--- INSTRUCTIONS TO FOLLOW ---
Return each line of the records holding the string "Evan".

──────── RECORD EXTRACTS ────────

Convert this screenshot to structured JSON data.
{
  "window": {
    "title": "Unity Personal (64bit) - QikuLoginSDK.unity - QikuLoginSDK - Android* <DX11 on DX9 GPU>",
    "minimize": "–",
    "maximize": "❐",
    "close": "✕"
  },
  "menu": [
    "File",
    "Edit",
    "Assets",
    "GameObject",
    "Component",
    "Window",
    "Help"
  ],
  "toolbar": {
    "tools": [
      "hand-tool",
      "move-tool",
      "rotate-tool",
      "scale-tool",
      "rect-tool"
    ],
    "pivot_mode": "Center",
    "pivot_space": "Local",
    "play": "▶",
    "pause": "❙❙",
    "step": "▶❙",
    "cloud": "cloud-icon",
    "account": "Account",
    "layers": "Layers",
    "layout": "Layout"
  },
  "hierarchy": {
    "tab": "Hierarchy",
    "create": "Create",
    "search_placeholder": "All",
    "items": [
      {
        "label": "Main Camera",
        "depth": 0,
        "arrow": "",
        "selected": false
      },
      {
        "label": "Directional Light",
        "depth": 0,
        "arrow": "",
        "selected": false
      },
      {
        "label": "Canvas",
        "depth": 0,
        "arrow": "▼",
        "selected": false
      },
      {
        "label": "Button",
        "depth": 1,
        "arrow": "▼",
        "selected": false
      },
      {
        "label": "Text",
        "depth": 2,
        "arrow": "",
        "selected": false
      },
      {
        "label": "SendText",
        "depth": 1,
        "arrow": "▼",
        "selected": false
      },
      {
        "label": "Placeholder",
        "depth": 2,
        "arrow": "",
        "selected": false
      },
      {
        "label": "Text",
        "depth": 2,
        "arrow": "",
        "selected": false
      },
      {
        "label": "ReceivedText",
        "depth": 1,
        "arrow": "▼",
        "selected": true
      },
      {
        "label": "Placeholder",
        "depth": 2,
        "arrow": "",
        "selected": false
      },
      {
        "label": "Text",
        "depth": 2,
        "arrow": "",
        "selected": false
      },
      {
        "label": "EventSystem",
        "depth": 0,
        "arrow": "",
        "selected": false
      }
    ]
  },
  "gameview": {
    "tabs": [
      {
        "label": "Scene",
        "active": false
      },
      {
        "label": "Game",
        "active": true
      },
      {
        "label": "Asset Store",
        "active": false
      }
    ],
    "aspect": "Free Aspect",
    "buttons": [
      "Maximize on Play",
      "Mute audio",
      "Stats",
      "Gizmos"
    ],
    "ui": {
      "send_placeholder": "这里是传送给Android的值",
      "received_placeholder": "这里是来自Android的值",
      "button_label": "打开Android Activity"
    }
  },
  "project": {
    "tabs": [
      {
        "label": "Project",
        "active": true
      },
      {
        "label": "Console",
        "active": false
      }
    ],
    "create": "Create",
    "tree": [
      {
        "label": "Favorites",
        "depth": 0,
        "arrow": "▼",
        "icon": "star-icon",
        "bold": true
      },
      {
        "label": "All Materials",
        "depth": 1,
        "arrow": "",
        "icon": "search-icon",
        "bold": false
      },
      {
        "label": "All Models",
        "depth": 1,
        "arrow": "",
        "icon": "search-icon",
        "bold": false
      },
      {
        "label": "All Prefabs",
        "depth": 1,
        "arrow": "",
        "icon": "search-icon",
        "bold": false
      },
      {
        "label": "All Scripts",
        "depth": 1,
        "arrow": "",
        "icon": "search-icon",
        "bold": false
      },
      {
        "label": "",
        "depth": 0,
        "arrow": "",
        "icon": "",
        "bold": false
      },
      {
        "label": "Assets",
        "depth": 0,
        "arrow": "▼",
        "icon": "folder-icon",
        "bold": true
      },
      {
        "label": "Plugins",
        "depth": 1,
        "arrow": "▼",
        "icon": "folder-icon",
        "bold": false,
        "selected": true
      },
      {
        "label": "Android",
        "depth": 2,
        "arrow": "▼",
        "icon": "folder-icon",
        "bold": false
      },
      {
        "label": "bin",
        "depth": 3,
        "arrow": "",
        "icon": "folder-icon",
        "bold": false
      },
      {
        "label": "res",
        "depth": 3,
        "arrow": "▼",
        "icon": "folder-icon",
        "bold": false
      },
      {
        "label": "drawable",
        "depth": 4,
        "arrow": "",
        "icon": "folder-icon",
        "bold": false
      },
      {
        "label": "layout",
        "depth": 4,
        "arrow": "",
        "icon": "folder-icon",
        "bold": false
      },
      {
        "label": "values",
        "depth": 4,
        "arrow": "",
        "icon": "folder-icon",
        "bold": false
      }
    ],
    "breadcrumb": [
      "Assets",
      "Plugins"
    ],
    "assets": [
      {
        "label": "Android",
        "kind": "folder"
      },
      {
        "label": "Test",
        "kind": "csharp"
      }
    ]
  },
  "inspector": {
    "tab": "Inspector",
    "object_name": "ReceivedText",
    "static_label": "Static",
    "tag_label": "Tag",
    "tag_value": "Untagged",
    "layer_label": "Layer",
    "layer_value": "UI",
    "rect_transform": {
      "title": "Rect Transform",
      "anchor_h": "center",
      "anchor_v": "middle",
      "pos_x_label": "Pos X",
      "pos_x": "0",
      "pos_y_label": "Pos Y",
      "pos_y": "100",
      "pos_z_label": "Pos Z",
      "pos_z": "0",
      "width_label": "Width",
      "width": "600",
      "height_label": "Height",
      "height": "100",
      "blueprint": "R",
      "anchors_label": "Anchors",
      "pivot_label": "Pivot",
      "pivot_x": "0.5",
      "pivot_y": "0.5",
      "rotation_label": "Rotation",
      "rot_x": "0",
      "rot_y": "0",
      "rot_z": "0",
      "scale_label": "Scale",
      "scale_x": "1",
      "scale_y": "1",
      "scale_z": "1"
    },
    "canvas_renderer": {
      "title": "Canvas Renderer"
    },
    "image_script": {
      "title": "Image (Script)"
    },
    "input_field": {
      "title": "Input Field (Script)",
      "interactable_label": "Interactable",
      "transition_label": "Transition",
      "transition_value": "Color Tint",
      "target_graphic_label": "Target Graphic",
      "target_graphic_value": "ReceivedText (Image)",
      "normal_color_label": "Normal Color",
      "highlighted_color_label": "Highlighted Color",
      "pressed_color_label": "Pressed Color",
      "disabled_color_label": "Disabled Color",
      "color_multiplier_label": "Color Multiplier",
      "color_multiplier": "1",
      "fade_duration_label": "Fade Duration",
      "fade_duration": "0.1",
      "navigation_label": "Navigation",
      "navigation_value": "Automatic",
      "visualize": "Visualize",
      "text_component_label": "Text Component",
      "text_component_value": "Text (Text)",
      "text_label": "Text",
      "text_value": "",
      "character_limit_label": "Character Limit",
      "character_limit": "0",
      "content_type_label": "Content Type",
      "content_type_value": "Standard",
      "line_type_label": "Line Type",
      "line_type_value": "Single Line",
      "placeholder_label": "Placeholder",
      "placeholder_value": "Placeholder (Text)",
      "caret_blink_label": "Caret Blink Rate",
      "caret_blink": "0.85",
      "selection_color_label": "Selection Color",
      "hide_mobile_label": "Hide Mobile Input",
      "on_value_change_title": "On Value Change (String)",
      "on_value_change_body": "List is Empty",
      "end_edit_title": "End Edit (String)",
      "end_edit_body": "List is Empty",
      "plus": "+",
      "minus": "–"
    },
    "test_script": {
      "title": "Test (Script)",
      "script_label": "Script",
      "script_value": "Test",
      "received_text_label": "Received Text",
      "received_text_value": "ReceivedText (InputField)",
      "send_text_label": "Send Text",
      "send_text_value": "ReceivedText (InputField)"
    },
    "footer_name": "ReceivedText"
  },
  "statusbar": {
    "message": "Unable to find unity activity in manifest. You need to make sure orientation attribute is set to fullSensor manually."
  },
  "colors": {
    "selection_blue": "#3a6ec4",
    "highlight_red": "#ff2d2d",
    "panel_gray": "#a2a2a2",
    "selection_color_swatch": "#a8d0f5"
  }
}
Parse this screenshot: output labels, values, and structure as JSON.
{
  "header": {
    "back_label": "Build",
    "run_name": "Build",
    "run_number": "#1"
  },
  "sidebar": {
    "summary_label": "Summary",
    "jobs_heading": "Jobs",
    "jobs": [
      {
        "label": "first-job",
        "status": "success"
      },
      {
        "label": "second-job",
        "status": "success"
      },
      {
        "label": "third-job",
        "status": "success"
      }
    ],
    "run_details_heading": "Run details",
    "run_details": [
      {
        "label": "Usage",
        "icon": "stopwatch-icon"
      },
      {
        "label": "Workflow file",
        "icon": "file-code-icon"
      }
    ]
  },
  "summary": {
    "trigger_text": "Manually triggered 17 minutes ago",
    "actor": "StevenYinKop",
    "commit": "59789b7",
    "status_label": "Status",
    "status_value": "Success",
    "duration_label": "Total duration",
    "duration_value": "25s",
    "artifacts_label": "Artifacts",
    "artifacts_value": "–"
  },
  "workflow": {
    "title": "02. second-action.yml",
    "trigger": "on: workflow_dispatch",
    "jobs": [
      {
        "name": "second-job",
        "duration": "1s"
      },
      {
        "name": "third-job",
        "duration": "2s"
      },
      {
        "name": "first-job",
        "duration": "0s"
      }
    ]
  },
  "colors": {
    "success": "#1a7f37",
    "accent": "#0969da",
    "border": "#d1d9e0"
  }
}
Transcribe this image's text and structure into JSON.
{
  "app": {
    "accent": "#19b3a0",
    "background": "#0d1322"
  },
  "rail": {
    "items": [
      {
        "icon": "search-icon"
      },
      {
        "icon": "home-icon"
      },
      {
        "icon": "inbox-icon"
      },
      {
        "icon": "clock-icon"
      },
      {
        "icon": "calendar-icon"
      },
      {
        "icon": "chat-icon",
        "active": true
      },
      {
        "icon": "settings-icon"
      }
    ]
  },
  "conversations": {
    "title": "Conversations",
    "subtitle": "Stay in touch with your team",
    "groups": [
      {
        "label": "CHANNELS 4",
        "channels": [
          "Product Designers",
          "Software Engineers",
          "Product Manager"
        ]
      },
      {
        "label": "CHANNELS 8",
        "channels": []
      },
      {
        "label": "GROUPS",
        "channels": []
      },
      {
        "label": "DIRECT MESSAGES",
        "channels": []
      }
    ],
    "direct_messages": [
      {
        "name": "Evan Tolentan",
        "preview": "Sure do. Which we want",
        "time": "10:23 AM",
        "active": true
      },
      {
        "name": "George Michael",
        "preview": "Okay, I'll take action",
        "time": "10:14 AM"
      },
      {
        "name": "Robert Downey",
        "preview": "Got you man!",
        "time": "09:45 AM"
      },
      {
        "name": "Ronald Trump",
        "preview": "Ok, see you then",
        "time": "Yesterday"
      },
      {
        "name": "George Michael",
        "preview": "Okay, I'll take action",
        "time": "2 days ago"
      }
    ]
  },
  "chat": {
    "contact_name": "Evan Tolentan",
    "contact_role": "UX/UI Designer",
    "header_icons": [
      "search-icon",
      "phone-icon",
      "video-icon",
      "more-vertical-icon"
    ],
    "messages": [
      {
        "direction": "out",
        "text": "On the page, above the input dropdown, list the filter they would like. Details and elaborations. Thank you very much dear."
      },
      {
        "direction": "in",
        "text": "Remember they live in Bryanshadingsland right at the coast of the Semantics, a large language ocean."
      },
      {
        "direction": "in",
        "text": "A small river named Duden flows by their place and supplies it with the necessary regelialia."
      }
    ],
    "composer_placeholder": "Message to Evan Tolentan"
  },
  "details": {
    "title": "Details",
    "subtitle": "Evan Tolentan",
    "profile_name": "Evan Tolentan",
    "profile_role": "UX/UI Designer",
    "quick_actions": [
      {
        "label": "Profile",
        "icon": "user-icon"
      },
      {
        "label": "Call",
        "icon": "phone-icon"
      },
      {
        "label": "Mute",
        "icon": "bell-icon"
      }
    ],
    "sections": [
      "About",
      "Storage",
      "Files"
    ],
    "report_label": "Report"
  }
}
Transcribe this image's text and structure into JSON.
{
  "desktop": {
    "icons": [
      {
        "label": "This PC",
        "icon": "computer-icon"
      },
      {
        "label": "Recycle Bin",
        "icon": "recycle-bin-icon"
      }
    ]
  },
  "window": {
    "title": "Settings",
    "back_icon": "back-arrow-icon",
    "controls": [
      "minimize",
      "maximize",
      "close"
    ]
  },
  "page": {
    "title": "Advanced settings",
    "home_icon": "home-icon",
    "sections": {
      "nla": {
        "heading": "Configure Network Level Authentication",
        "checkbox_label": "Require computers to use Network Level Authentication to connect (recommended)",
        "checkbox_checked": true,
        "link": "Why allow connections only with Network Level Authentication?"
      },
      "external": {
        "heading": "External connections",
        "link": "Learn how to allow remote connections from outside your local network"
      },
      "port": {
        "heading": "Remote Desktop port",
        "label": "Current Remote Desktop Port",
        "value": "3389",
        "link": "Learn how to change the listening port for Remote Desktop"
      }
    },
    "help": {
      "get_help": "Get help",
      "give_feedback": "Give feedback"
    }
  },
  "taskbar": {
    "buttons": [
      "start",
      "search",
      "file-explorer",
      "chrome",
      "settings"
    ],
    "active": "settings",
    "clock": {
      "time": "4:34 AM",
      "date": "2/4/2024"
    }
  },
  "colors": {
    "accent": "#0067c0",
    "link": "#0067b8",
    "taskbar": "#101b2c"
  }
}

────────

--- RESPONSE FOR THIS EXERCISE ---
        "name": "Evan Tolentan",
    "contact_name": "Evan Tolentan",
    "composer_placeholder": "Message to Evan Tolentan"
    "subtitle": "Evan Tolentan",
    "profile_name": "Evan Tolentan",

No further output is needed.